Collected data entries:
=-=-=
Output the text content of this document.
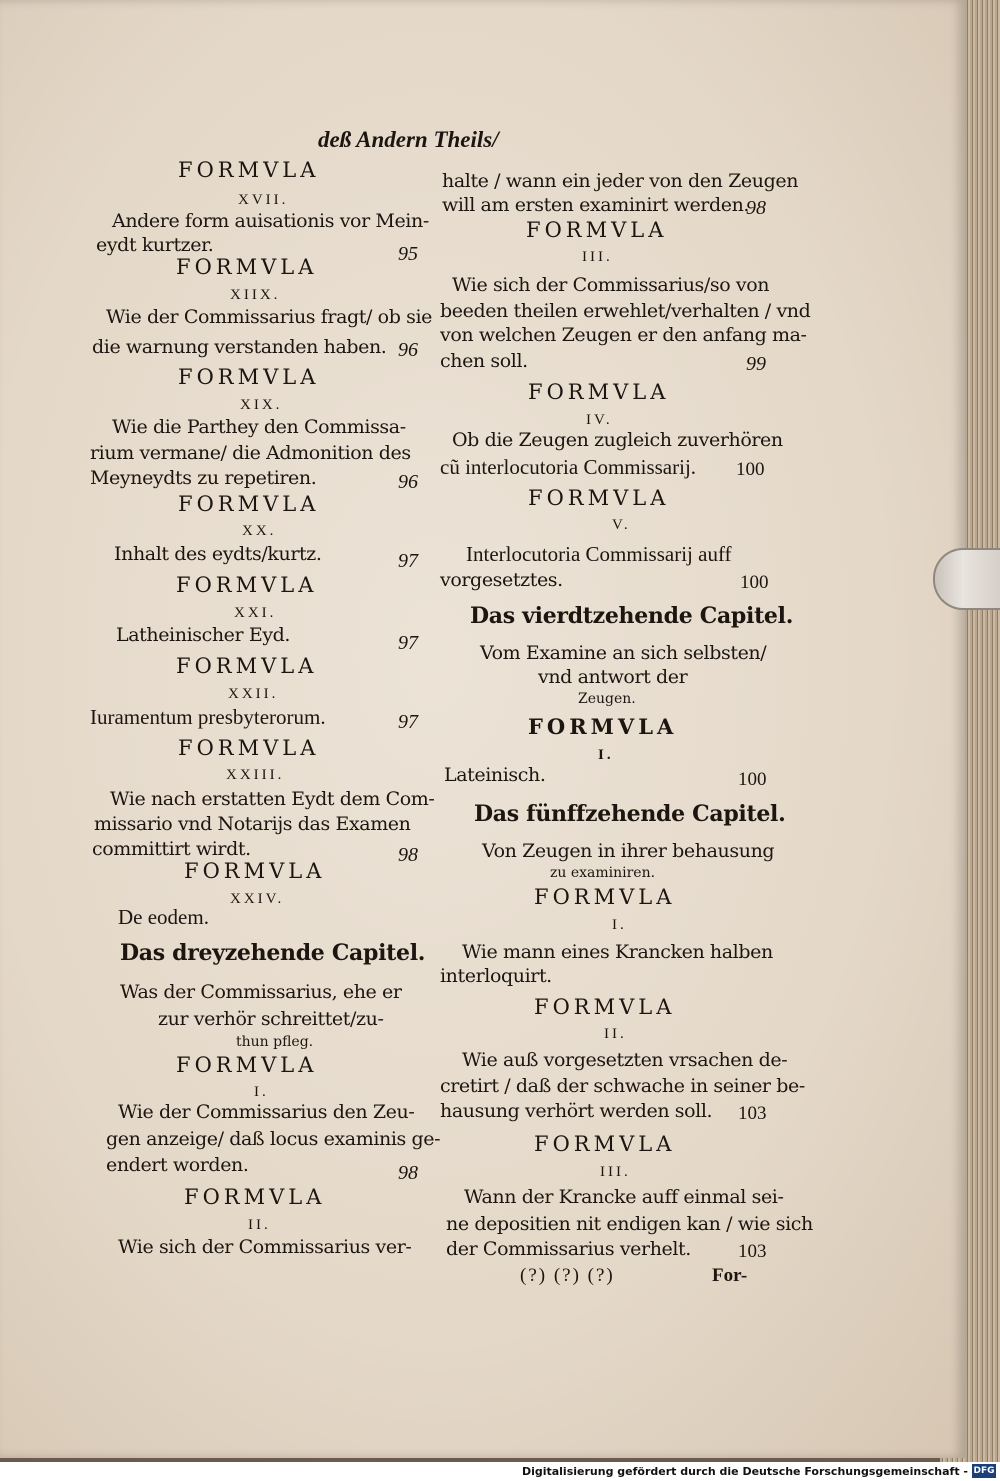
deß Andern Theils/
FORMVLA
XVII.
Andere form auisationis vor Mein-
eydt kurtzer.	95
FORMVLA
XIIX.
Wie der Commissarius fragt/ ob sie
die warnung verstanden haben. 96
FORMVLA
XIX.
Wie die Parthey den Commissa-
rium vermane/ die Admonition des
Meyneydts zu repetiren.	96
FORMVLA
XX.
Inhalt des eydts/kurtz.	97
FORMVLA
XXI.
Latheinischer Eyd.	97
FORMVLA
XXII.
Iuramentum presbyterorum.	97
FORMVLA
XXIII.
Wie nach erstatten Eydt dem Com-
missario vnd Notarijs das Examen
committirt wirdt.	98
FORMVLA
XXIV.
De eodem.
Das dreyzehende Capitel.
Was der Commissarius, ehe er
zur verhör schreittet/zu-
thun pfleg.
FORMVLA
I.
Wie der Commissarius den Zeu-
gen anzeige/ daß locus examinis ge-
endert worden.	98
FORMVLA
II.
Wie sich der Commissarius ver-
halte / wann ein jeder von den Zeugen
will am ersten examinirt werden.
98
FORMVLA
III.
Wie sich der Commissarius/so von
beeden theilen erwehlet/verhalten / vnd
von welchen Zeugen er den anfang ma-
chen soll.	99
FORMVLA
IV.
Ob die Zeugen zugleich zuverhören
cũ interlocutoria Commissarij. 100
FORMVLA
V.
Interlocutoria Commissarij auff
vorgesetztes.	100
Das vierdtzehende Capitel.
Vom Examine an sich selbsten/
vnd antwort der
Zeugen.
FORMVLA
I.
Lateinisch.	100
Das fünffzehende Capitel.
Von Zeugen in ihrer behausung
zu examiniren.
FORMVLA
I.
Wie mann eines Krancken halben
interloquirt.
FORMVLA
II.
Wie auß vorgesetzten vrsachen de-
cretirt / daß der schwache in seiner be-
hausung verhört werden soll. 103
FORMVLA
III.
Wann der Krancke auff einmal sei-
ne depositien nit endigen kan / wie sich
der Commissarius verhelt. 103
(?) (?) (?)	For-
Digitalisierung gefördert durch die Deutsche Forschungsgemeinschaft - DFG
=-=-=
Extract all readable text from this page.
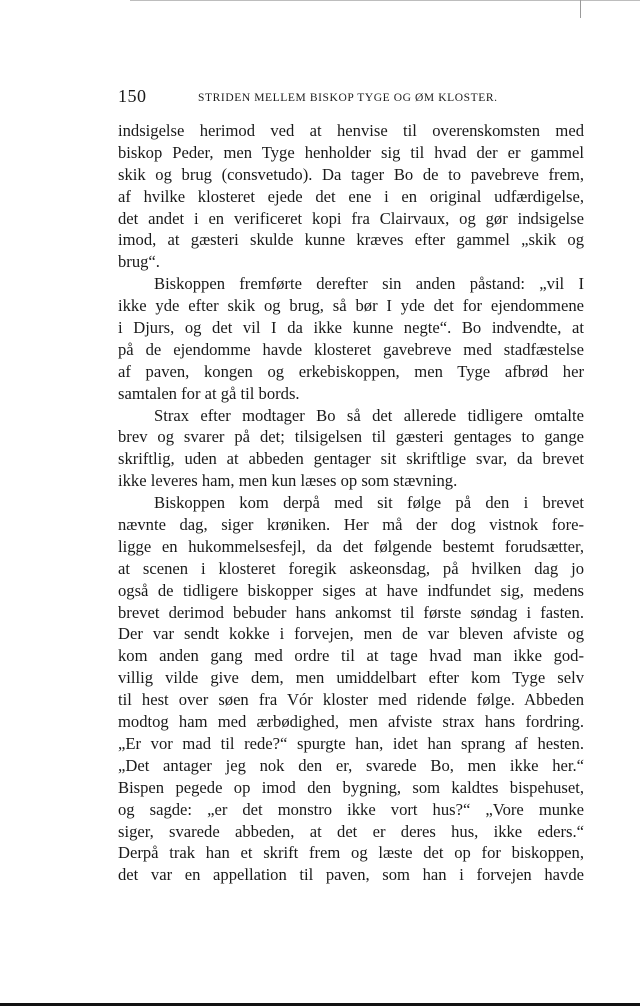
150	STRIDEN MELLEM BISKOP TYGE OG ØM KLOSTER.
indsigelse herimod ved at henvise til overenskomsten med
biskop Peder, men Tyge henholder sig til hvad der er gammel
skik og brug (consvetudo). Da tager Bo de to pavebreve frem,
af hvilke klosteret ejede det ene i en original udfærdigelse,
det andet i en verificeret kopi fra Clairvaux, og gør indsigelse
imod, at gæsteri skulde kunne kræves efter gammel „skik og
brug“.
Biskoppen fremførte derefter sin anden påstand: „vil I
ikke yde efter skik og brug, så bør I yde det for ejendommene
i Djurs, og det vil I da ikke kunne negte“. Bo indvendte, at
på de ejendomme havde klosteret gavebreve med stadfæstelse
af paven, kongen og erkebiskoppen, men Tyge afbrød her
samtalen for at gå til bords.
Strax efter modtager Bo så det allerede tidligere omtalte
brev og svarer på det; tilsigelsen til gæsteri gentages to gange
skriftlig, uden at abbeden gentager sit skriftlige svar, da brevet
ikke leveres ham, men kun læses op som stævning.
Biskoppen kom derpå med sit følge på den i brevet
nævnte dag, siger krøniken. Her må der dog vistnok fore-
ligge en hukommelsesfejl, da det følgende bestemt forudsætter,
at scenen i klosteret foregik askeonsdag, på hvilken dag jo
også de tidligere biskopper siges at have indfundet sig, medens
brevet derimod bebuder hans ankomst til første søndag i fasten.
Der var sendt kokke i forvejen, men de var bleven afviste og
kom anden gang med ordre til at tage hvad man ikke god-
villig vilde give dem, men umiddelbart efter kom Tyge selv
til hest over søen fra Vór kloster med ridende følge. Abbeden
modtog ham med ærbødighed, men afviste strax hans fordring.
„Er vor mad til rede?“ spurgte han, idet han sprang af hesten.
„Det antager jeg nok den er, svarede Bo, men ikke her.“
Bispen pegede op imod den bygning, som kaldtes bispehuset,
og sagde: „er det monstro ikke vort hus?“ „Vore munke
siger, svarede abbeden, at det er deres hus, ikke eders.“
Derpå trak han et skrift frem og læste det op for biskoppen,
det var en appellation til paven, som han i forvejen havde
=-=-=
→ **Instructions for the task**:
Count the lines in which the string "hvad" appears, then report only that figure.

→ **Final result**:
2